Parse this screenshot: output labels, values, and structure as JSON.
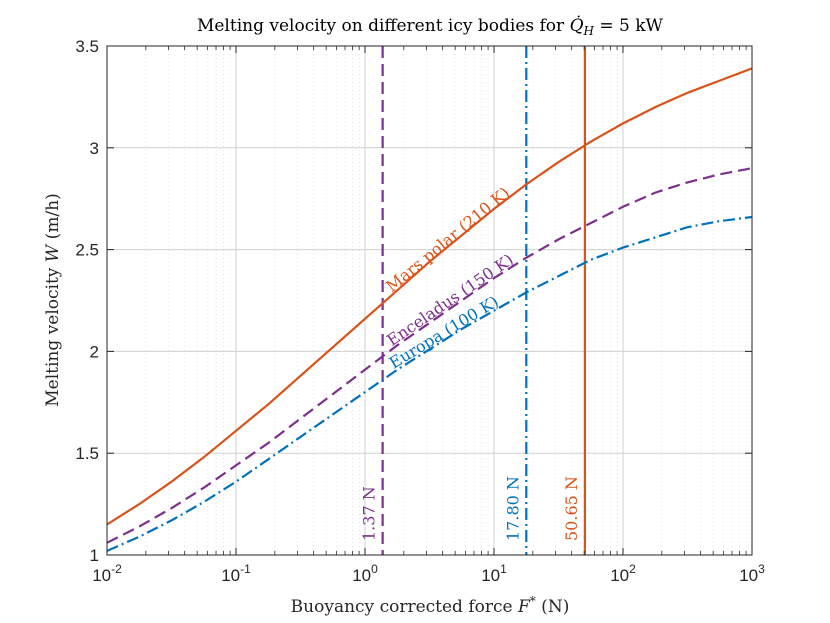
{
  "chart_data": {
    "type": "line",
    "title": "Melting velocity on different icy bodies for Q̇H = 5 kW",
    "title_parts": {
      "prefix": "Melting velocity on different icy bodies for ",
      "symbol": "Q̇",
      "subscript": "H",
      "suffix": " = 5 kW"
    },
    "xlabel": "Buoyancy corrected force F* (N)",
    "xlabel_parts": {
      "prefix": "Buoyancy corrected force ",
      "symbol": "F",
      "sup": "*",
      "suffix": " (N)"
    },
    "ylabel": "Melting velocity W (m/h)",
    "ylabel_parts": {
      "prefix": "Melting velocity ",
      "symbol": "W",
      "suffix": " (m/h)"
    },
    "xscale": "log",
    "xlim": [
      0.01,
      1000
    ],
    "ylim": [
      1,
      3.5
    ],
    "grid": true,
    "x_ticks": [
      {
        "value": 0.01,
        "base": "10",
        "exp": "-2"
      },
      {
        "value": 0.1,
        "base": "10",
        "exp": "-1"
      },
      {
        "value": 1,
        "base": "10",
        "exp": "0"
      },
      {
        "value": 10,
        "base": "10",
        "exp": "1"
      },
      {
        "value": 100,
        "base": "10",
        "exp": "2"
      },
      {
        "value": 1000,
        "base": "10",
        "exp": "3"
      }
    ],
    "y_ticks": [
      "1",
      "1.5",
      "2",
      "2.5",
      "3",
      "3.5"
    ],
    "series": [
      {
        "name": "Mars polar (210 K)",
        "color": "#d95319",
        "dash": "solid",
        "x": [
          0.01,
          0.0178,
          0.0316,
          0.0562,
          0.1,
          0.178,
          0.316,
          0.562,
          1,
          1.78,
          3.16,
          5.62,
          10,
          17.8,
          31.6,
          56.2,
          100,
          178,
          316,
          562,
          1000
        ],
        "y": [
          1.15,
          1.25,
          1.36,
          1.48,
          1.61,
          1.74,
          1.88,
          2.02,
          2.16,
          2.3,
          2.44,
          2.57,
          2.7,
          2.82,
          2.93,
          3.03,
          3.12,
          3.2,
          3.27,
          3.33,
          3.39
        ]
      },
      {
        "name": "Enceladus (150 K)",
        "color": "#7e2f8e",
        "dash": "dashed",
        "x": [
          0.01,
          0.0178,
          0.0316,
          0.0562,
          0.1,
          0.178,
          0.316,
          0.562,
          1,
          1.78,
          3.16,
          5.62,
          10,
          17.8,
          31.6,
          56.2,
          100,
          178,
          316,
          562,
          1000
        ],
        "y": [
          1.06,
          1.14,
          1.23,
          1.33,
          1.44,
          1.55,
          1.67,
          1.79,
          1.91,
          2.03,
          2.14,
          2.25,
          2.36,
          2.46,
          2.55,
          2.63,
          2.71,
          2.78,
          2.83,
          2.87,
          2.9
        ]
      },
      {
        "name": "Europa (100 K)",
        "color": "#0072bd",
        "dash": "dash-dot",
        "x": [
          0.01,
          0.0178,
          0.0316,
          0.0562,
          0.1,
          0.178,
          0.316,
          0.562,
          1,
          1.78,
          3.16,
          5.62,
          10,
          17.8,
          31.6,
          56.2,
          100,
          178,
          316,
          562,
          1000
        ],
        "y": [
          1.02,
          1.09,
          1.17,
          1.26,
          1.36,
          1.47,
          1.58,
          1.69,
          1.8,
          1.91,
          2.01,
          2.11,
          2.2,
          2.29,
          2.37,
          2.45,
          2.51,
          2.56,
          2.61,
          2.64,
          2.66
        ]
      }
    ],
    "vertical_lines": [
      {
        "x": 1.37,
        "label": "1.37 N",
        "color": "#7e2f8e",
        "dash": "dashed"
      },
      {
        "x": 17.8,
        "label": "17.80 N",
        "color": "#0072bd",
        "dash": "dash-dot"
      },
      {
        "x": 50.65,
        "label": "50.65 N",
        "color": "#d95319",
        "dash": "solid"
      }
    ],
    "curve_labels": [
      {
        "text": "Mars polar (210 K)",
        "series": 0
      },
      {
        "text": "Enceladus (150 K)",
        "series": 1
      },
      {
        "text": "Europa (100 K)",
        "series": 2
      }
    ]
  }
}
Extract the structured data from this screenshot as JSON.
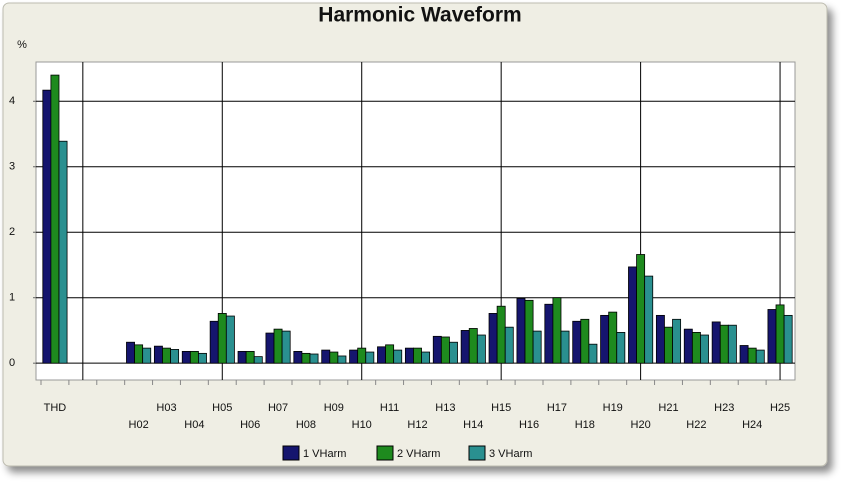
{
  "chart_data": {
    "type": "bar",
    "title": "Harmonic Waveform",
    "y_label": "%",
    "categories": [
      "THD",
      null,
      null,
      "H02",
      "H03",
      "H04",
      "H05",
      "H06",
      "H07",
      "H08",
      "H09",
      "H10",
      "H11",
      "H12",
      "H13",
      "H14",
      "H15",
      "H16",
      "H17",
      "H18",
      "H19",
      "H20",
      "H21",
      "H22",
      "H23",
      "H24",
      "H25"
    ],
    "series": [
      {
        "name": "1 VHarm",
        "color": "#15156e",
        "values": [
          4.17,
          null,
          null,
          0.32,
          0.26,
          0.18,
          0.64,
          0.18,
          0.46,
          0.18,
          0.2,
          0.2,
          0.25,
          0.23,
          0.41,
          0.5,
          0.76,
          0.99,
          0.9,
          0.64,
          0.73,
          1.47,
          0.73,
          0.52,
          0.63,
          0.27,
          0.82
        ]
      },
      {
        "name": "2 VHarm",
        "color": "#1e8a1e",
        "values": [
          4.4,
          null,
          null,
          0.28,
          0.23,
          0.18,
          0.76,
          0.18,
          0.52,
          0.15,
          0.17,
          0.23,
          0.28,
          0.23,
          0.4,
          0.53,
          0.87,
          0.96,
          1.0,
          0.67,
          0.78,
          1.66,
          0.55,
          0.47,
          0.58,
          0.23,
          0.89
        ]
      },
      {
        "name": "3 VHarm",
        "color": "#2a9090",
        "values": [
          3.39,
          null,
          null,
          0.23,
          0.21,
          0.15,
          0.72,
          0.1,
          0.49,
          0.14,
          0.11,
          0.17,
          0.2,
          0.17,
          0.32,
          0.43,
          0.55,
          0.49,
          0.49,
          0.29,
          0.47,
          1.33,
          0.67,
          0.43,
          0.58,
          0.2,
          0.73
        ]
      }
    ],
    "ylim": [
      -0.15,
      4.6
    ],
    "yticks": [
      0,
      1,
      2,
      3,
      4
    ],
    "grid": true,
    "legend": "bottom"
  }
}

| TASK REQUIREMENTS |
Repeat the records above exactly, omitting every picture.

| WRITTEN ANSWER |
Parse this screenshot: output labels, values, and structure as JSON.
{
  "chart_data": {
    "type": "line",
    "title": "Melting velocity on different icy bodies for Q̇H = 5 kW",
    "title_parts": {
      "prefix": "Melting velocity on different icy bodies for ",
      "symbol": "Q̇",
      "subscript": "H",
      "suffix": " = 5 kW"
    },
    "xlabel": "Buoyancy corrected force F* (N)",
    "xlabel_parts": {
      "prefix": "Buoyancy corrected force ",
      "symbol": "F",
      "sup": "*",
      "suffix": " (N)"
    },
    "ylabel": "Melting velocity W (m/h)",
    "ylabel_parts": {
      "prefix": "Melting velocity ",
      "symbol": "W",
      "suffix": " (m/h)"
    },
    "xscale": "log",
    "xlim": [
      0.01,
      1000
    ],
    "ylim": [
      1,
      3.5
    ],
    "grid": true,
    "x_ticks": [
      {
        "value": 0.01,
        "base": "10",
        "exp": "-2"
      },
      {
        "value": 0.1,
        "base": "10",
        "exp": "-1"
      },
      {
        "value": 1,
        "base": "10",
        "exp": "0"
      },
      {
        "value": 10,
        "base": "10",
        "exp": "1"
      },
      {
        "value": 100,
        "base": "10",
        "exp": "2"
      },
      {
        "value": 1000,
        "base": "10",
        "exp": "3"
      }
    ],
    "y_ticks": [
      "1",
      "1.5",
      "2",
      "2.5",
      "3",
      "3.5"
    ],
    "series": [
      {
        "name": "Mars polar (210 K)",
        "color": "#d95319",
        "dash": "solid",
        "x": [
          0.01,
          0.0178,
          0.0316,
          0.0562,
          0.1,
          0.178,
          0.316,
          0.562,
          1,
          1.78,
          3.16,
          5.62,
          10,
          17.8,
          31.6,
          56.2,
          100,
          178,
          316,
          562,
          1000
        ],
        "y": [
          1.15,
          1.25,
          1.36,
          1.48,
          1.61,
          1.74,
          1.88,
          2.02,
          2.16,
          2.3,
          2.44,
          2.57,
          2.7,
          2.82,
          2.93,
          3.03,
          3.12,
          3.2,
          3.27,
          3.33,
          3.39
        ]
      },
      {
        "name": "Enceladus (150 K)",
        "color": "#7e2f8e",
        "dash": "dashed",
        "x": [
          0.01,
          0.0178,
          0.0316,
          0.0562,
          0.1,
          0.178,
          0.316,
          0.562,
          1,
          1.78,
          3.16,
          5.62,
          10,
          17.8,
          31.6,
          56.2,
          100,
          178,
          316,
          562,
          1000
        ],
        "y": [
          1.06,
          1.14,
          1.23,
          1.33,
          1.44,
          1.55,
          1.67,
          1.79,
          1.91,
          2.03,
          2.14,
          2.25,
          2.36,
          2.46,
          2.55,
          2.63,
          2.71,
          2.78,
          2.83,
          2.87,
          2.9
        ]
      },
      {
        "name": "Europa (100 K)",
        "color": "#0072bd",
        "dash": "dash-dot",
        "x": [
          0.01,
          0.0178,
          0.0316,
          0.0562,
          0.1,
          0.178,
          0.316,
          0.562,
          1,
          1.78,
          3.16,
          5.62,
          10,
          17.8,
          31.6,
          56.2,
          100,
          178,
          316,
          562,
          1000
        ],
        "y": [
          1.02,
          1.09,
          1.17,
          1.26,
          1.36,
          1.47,
          1.58,
          1.69,
          1.8,
          1.91,
          2.01,
          2.11,
          2.2,
          2.29,
          2.37,
          2.45,
          2.51,
          2.56,
          2.61,
          2.64,
          2.66
        ]
      }
    ],
    "vertical_lines": [
      {
        "x": 1.37,
        "label": "1.37 N",
        "color": "#7e2f8e",
        "dash": "dashed"
      },
      {
        "x": 17.8,
        "label": "17.80 N",
        "color": "#0072bd",
        "dash": "dash-dot"
      },
      {
        "x": 50.65,
        "label": "50.65 N",
        "color": "#d95319",
        "dash": "solid"
      }
    ],
    "curve_labels": [
      {
        "text": "Mars polar (210 K)",
        "series": 0
      },
      {
        "text": "Enceladus (150 K)",
        "series": 1
      },
      {
        "text": "Europa (100 K)",
        "series": 2
      }
    ]
  }
}
Extract the structured data from this screenshot as JSON.
{
  "chart_data": {
    "type": "bar",
    "title": "Harmonic Waveform",
    "y_label": "%",
    "categories": [
      "THD",
      null,
      null,
      "H02",
      "H03",
      "H04",
      "H05",
      "H06",
      "H07",
      "H08",
      "H09",
      "H10",
      "H11",
      "H12",
      "H13",
      "H14",
      "H15",
      "H16",
      "H17",
      "H18",
      "H19",
      "H20",
      "H21",
      "H22",
      "H23",
      "H24",
      "H25"
    ],
    "series": [
      {
        "name": "1 VHarm",
        "color": "#15156e",
        "values": [
          4.17,
          null,
          null,
          0.32,
          0.26,
          0.18,
          0.64,
          0.18,
          0.46,
          0.18,
          0.2,
          0.2,
          0.25,
          0.23,
          0.41,
          0.5,
          0.76,
          0.99,
          0.9,
          0.64,
          0.73,
          1.47,
          0.73,
          0.52,
          0.63,
          0.27,
          0.82
        ]
      },
      {
        "name": "2 VHarm",
        "color": "#1e8a1e",
        "values": [
          4.4,
          null,
          null,
          0.28,
          0.23,
          0.18,
          0.76,
          0.18,
          0.52,
          0.15,
          0.17,
          0.23,
          0.28,
          0.23,
          0.4,
          0.53,
          0.87,
          0.96,
          1.0,
          0.67,
          0.78,
          1.66,
          0.55,
          0.47,
          0.58,
          0.23,
          0.89
        ]
      },
      {
        "name": "3 VHarm",
        "color": "#2a9090",
        "values": [
          3.39,
          null,
          null,
          0.23,
          0.21,
          0.15,
          0.72,
          0.1,
          0.49,
          0.14,
          0.11,
          0.17,
          0.2,
          0.17,
          0.32,
          0.43,
          0.55,
          0.49,
          0.49,
          0.29,
          0.47,
          1.33,
          0.67,
          0.43,
          0.58,
          0.2,
          0.73
        ]
      }
    ],
    "ylim": [
      -0.15,
      4.6
    ],
    "yticks": [
      0,
      1,
      2,
      3,
      4
    ],
    "grid": true,
    "legend": "bottom"
  }
}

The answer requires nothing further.